* Begin Entries supplied *

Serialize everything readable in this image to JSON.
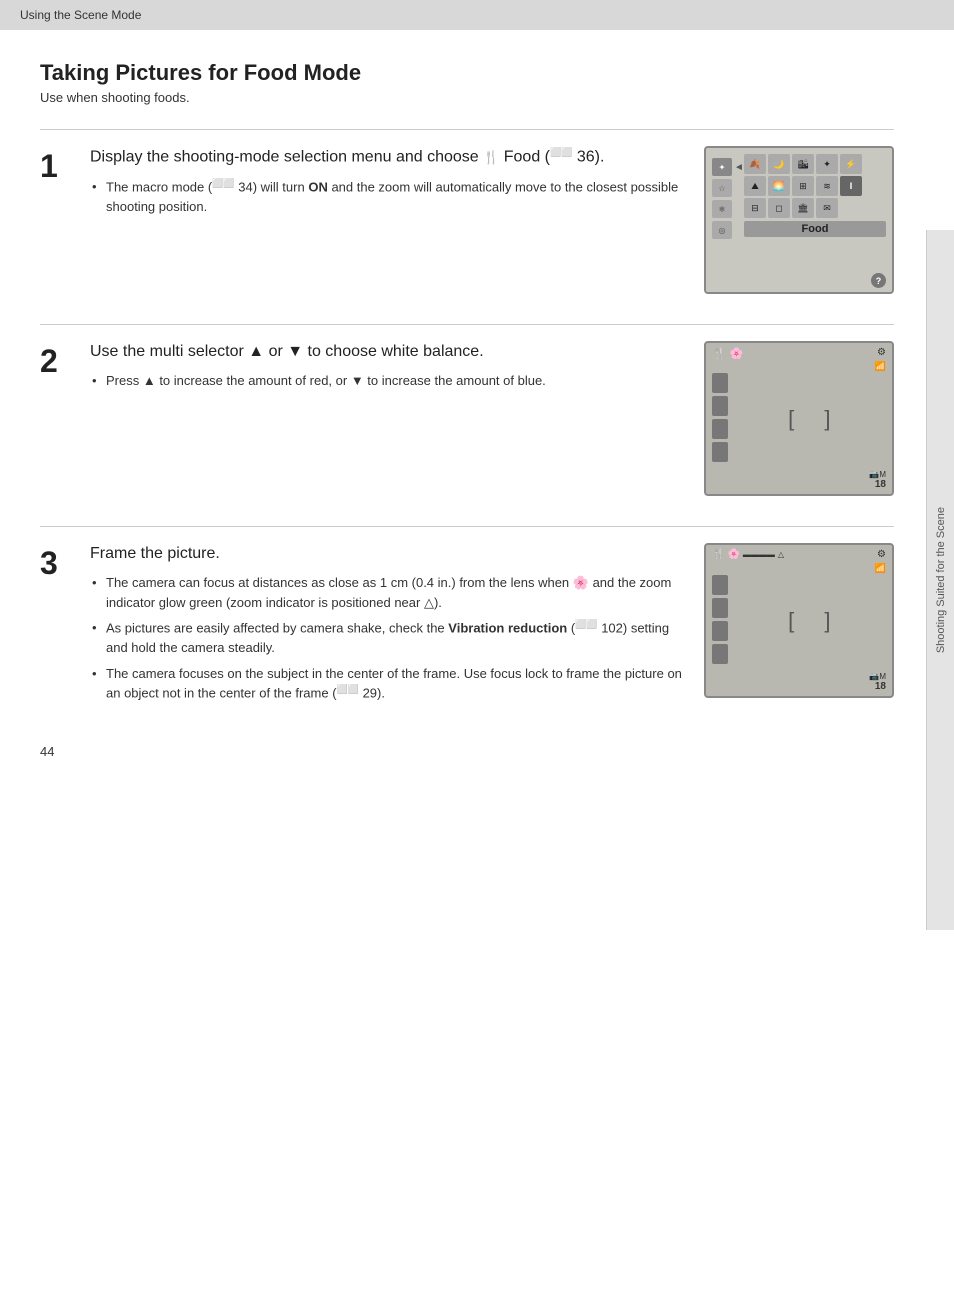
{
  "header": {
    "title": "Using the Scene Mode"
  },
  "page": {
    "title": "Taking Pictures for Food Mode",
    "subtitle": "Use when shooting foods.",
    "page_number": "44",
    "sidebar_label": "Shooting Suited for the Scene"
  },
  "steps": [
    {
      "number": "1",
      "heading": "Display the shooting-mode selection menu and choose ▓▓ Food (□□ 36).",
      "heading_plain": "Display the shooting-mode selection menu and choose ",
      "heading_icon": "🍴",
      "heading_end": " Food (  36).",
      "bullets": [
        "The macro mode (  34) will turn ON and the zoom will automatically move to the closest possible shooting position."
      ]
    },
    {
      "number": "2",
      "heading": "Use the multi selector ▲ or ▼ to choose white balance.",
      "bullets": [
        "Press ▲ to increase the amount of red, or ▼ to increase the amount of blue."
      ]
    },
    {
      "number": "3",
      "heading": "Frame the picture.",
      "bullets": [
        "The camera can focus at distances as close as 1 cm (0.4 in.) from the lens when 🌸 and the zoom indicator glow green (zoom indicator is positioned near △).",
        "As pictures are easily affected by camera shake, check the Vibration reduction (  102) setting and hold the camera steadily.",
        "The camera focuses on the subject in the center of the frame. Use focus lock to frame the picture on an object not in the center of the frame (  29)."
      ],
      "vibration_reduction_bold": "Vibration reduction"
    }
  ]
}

* End Entries supplied *

■ **Problem requirements**:
Using the listing, collect all lines in which the string "menu" is found.

■ **Answer for the task**:
      "heading": "Display the shooting-mode selection menu and choose ▓▓ Food (□□ 36).",
      "heading_plain": "Display the shooting-mode selection menu and choose ",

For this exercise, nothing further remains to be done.